| GIVEN TASK |
Your task is to copy the listing exactly, with the pictures left out.

| INPUT DATA |
—————

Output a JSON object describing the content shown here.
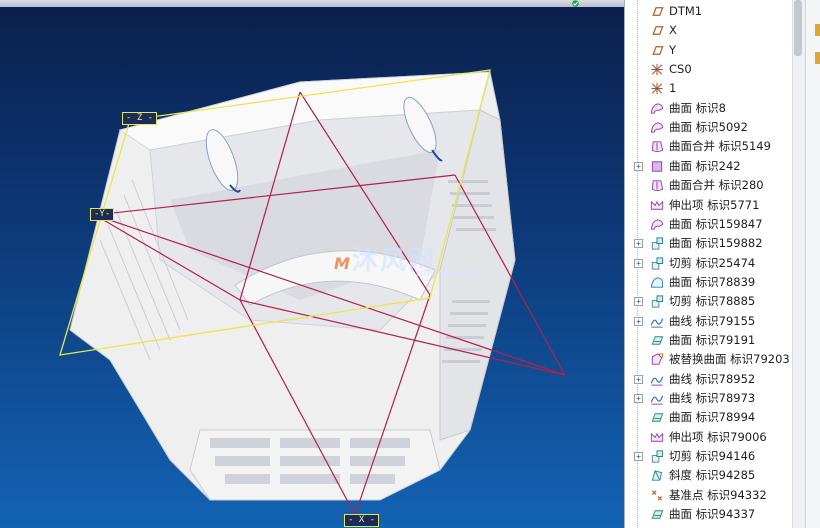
{
  "viewport": {
    "colors": {
      "datum_plane": "#e8e84a",
      "reference_line": "#b02050",
      "model": "#f4f4f4"
    },
    "plane_labels": [
      {
        "id": "z",
        "text": "- Z -"
      },
      {
        "id": "y",
        "text": "-Y-"
      },
      {
        "id": "x",
        "text": "- X -"
      }
    ],
    "watermark": {
      "logo": "M",
      "main": "沐风网",
      "sub": "mfcad.com"
    }
  },
  "model_tree": {
    "items": [
      {
        "label": "DTM1",
        "icon": "datum-plane-icon",
        "expandable": false
      },
      {
        "label": "X",
        "icon": "datum-plane-icon",
        "expandable": false
      },
      {
        "label": "Y",
        "icon": "datum-plane-icon",
        "expandable": false
      },
      {
        "label": "CS0",
        "icon": "coordinate-system-icon",
        "expandable": false
      },
      {
        "label": "1",
        "icon": "coordinate-system-icon",
        "expandable": false
      },
      {
        "label": "曲面 标识8",
        "icon": "surface-icon",
        "expandable": false
      },
      {
        "label": "曲面 标识5092",
        "icon": "surface-icon",
        "expandable": false
      },
      {
        "label": "曲面合并 标识5149",
        "icon": "merge-icon",
        "expandable": false
      },
      {
        "label": "曲面 标识242",
        "icon": "surface-box-icon",
        "expandable": true
      },
      {
        "label": "曲面合并 标识280",
        "icon": "merge-icon",
        "expandable": false
      },
      {
        "label": "伸出项 标识5771",
        "icon": "protrusion-icon",
        "expandable": false
      },
      {
        "label": "曲面 标识159847",
        "icon": "surface-icon",
        "expandable": false
      },
      {
        "label": "曲面 标识159882",
        "icon": "cut-icon",
        "expandable": true
      },
      {
        "label": "切剪 标识25474",
        "icon": "cut-icon",
        "expandable": true
      },
      {
        "label": "曲面 标识78839",
        "icon": "surface-blue-icon",
        "expandable": false
      },
      {
        "label": "切剪 标识78885",
        "icon": "cut-icon",
        "expandable": true
      },
      {
        "label": "曲线 标识79155",
        "icon": "curve-icon",
        "expandable": true
      },
      {
        "label": "曲面 标识79191",
        "icon": "surface-teal-icon",
        "expandable": false
      },
      {
        "label": "被替换曲面 标识79203",
        "icon": "replaced-surface-icon",
        "expandable": false
      },
      {
        "label": "曲线 标识78952",
        "icon": "curve-icon",
        "expandable": true
      },
      {
        "label": "曲线 标识78973",
        "icon": "curve-icon",
        "expandable": true
      },
      {
        "label": "曲面 标识78994",
        "icon": "surface-teal-icon",
        "expandable": false
      },
      {
        "label": "伸出项 标识79006",
        "icon": "protrusion-icon",
        "expandable": false
      },
      {
        "label": "切剪 标识94146",
        "icon": "cut-icon",
        "expandable": true
      },
      {
        "label": "斜度 标识94285",
        "icon": "draft-icon",
        "expandable": false
      },
      {
        "label": "基准点 标识94332",
        "icon": "datum-point-icon",
        "expandable": false
      },
      {
        "label": "曲面 标识94337",
        "icon": "surface-teal-icon",
        "expandable": false
      }
    ]
  }
}
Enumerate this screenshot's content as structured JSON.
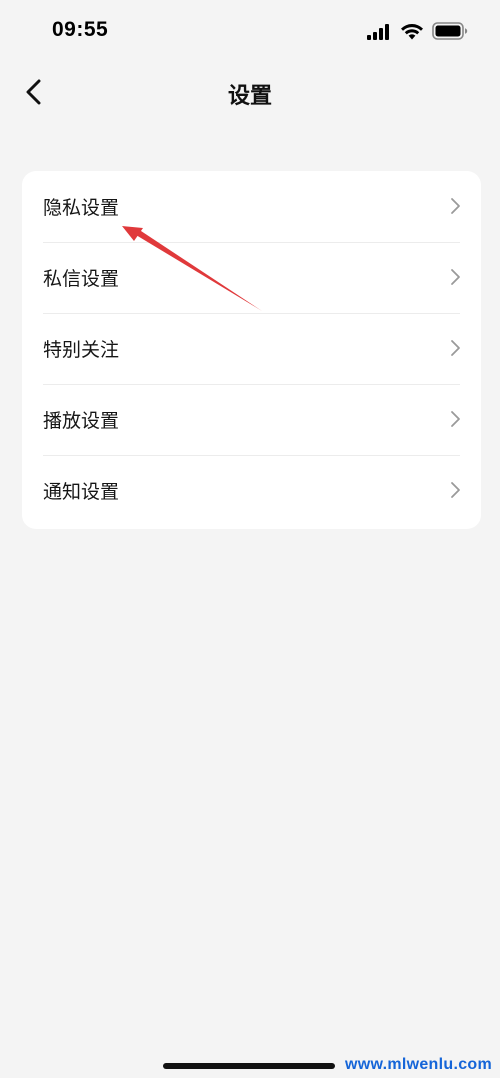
{
  "status_bar": {
    "time": "09:55",
    "signal_icon": "signal-bars-icon",
    "wifi_icon": "wifi-icon",
    "battery_icon": "battery-icon"
  },
  "nav": {
    "back_icon": "chevron-left-icon",
    "title": "设置"
  },
  "settings_list": {
    "items": [
      {
        "label": "隐私设置",
        "icon": "chevron-right-icon"
      },
      {
        "label": "私信设置",
        "icon": "chevron-right-icon"
      },
      {
        "label": "特别关注",
        "icon": "chevron-right-icon"
      },
      {
        "label": "播放设置",
        "icon": "chevron-right-icon"
      },
      {
        "label": "通知设置",
        "icon": "chevron-right-icon"
      }
    ]
  },
  "annotation": {
    "arrow_color": "#e0393b"
  },
  "watermark": "www.mlwenlu.com",
  "colors": {
    "background": "#f4f4f4",
    "card": "#ffffff",
    "text": "#111111",
    "chevron": "#9a9a9a",
    "watermark": "#1565d8"
  }
}
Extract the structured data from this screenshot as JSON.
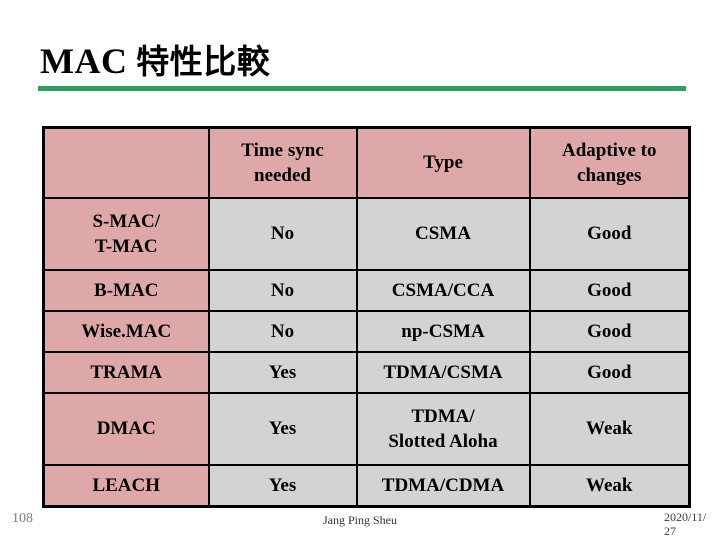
{
  "slide": {
    "title_latin": "MAC",
    "title_cjk": "特性比較",
    "rule_color": "#2e9e63"
  },
  "table": {
    "header_bg": "#dfa8a8",
    "cell_bg": "#d3d3d3",
    "border_color": "#000000",
    "columns": [
      "",
      "Time sync needed",
      "Type",
      "Adaptive to changes"
    ],
    "columns_lines": {
      "col2_line1": "Time sync",
      "col2_line2": "needed",
      "col3_line1": "Type",
      "col4_line1": "Adaptive  to",
      "col4_line2": "changes"
    },
    "rows": [
      {
        "protocol_line1": "S-MAC/",
        "protocol_line2": "T-MAC",
        "time_sync": "No",
        "type_line1": "CSMA",
        "type_line2": "",
        "adaptive": "Good"
      },
      {
        "protocol_line1": "B-MAC",
        "protocol_line2": "",
        "time_sync": "No",
        "type_line1": "CSMA/CCA",
        "type_line2": "",
        "adaptive": "Good"
      },
      {
        "protocol_line1": "Wise.MAC",
        "protocol_line2": "",
        "time_sync": "No",
        "type_line1": "np-CSMA",
        "type_line2": "",
        "adaptive": "Good"
      },
      {
        "protocol_line1": "TRAMA",
        "protocol_line2": "",
        "time_sync": "Yes",
        "type_line1": "TDMA/CSMA",
        "type_line2": "",
        "adaptive": "Good"
      },
      {
        "protocol_line1": "DMAC",
        "protocol_line2": "",
        "time_sync": "Yes",
        "type_line1": "TDMA/",
        "type_line2": "Slotted Aloha",
        "adaptive": "Weak"
      },
      {
        "protocol_line1": "LEACH",
        "protocol_line2": "",
        "time_sync": "Yes",
        "type_line1": "TDMA/CDMA",
        "type_line2": "",
        "adaptive": "Weak"
      }
    ]
  },
  "footer": {
    "page_number": "108",
    "author": "Jang Ping Sheu",
    "date": "2020/11/27"
  }
}
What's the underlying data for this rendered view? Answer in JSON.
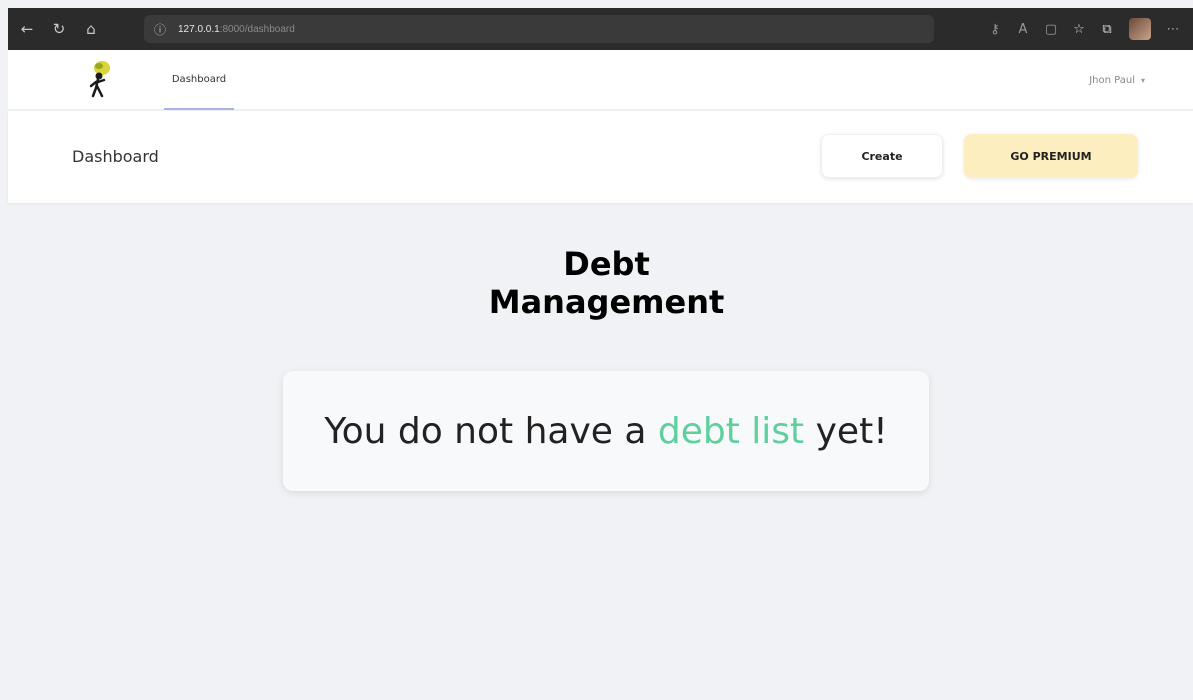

—————

| RIGHT ANSWER |
Output a JSON object describing the content shown here.
{
  "viewport": {
    "colors": {
      "datum_plane": "#e8e84a",
      "reference_line": "#b02050",
      "model": "#f4f4f4"
    },
    "plane_labels": [
      {
        "id": "z",
        "text": "- Z -"
      },
      {
        "id": "y",
        "text": "-Y-"
      },
      {
        "id": "x",
        "text": "- X -"
      }
    ],
    "watermark": {
      "logo": "M",
      "main": "沐风网",
      "sub": "mfcad.com"
    }
  },
  "model_tree": {
    "items": [
      {
        "label": "DTM1",
        "icon": "datum-plane-icon",
        "expandable": false
      },
      {
        "label": "X",
        "icon": "datum-plane-icon",
        "expandable": false
      },
      {
        "label": "Y",
        "icon": "datum-plane-icon",
        "expandable": false
      },
      {
        "label": "CS0",
        "icon": "coordinate-system-icon",
        "expandable": false
      },
      {
        "label": "1",
        "icon": "coordinate-system-icon",
        "expandable": false
      },
      {
        "label": "曲面 标识8",
        "icon": "surface-icon",
        "expandable": false
      },
      {
        "label": "曲面 标识5092",
        "icon": "surface-icon",
        "expandable": false
      },
      {
        "label": "曲面合并 标识5149",
        "icon": "merge-icon",
        "expandable": false
      },
      {
        "label": "曲面 标识242",
        "icon": "surface-box-icon",
        "expandable": true
      },
      {
        "label": "曲面合并 标识280",
        "icon": "merge-icon",
        "expandable": false
      },
      {
        "label": "伸出项 标识5771",
        "icon": "protrusion-icon",
        "expandable": false
      },
      {
        "label": "曲面 标识159847",
        "icon": "surface-icon",
        "expandable": false
      },
      {
        "label": "曲面 标识159882",
        "icon": "cut-icon",
        "expandable": true
      },
      {
        "label": "切剪 标识25474",
        "icon": "cut-icon",
        "expandable": true
      },
      {
        "label": "曲面 标识78839",
        "icon": "surface-blue-icon",
        "expandable": false
      },
      {
        "label": "切剪 标识78885",
        "icon": "cut-icon",
        "expandable": true
      },
      {
        "label": "曲线 标识79155",
        "icon": "curve-icon",
        "expandable": true
      },
      {
        "label": "曲面 标识79191",
        "icon": "surface-teal-icon",
        "expandable": false
      },
      {
        "label": "被替换曲面 标识79203",
        "icon": "replaced-surface-icon",
        "expandable": false
      },
      {
        "label": "曲线 标识78952",
        "icon": "curve-icon",
        "expandable": true
      },
      {
        "label": "曲线 标识78973",
        "icon": "curve-icon",
        "expandable": true
      },
      {
        "label": "曲面 标识78994",
        "icon": "surface-teal-icon",
        "expandable": false
      },
      {
        "label": "伸出项 标识79006",
        "icon": "protrusion-icon",
        "expandable": false
      },
      {
        "label": "切剪 标识94146",
        "icon": "cut-icon",
        "expandable": true
      },
      {
        "label": "斜度 标识94285",
        "icon": "draft-icon",
        "expandable": false
      },
      {
        "label": "基准点 标识94332",
        "icon": "datum-point-icon",
        "expandable": false
      },
      {
        "label": "曲面 标识94337",
        "icon": "surface-teal-icon",
        "expandable": false
      }
    ]
  }
}
Enumerate this screenshot's content as structured JSON.
{
  "status_bar": {
    "time": "09:55",
    "signal_icon": "signal-bars-icon",
    "wifi_icon": "wifi-icon",
    "battery_icon": "battery-icon"
  },
  "nav": {
    "back_icon": "chevron-left-icon",
    "title": "设置"
  },
  "settings_list": {
    "items": [
      {
        "label": "隐私设置",
        "icon": "chevron-right-icon"
      },
      {
        "label": "私信设置",
        "icon": "chevron-right-icon"
      },
      {
        "label": "特别关注",
        "icon": "chevron-right-icon"
      },
      {
        "label": "播放设置",
        "icon": "chevron-right-icon"
      },
      {
        "label": "通知设置",
        "icon": "chevron-right-icon"
      }
    ]
  },
  "annotation": {
    "arrow_color": "#e0393b"
  },
  "watermark": "www.mlwenlu.com",
  "colors": {
    "background": "#f4f4f4",
    "card": "#ffffff",
    "text": "#111111",
    "chevron": "#9a9a9a",
    "watermark": "#1565d8"
  }
}
Extract the structured data from this screenshot as JSON.
{
  "slide": {
    "title_latin": "MAC",
    "title_cjk": "特性比較",
    "rule_color": "#2e9e63"
  },
  "table": {
    "header_bg": "#dfa8a8",
    "cell_bg": "#d3d3d3",
    "border_color": "#000000",
    "columns": [
      "",
      "Time sync needed",
      "Type",
      "Adaptive to changes"
    ],
    "columns_lines": {
      "col2_line1": "Time sync",
      "col2_line2": "needed",
      "col3_line1": "Type",
      "col4_line1": "Adaptive  to",
      "col4_line2": "changes"
    },
    "rows": [
      {
        "protocol_line1": "S-MAC/",
        "protocol_line2": "T-MAC",
        "time_sync": "No",
        "type_line1": "CSMA",
        "type_line2": "",
        "adaptive": "Good"
      },
      {
        "protocol_line1": "B-MAC",
        "protocol_line2": "",
        "time_sync": "No",
        "type_line1": "CSMA/CCA",
        "type_line2": "",
        "adaptive": "Good"
      },
      {
        "protocol_line1": "Wise.MAC",
        "protocol_line2": "",
        "time_sync": "No",
        "type_line1": "np-CSMA",
        "type_line2": "",
        "adaptive": "Good"
      },
      {
        "protocol_line1": "TRAMA",
        "protocol_line2": "",
        "time_sync": "Yes",
        "type_line1": "TDMA/CSMA",
        "type_line2": "",
        "adaptive": "Good"
      },
      {
        "protocol_line1": "DMAC",
        "protocol_line2": "",
        "time_sync": "Yes",
        "type_line1": "TDMA/",
        "type_line2": "Slotted Aloha",
        "adaptive": "Weak"
      },
      {
        "protocol_line1": "LEACH",
        "protocol_line2": "",
        "time_sync": "Yes",
        "type_line1": "TDMA/CDMA",
        "type_line2": "",
        "adaptive": "Weak"
      }
    ]
  },
  "footer": {
    "page_number": "108",
    "author": "Jang Ping Sheu",
    "date": "2020/11/27"
  }
}
What's the underlying data for this rendered view? Answer in JSON.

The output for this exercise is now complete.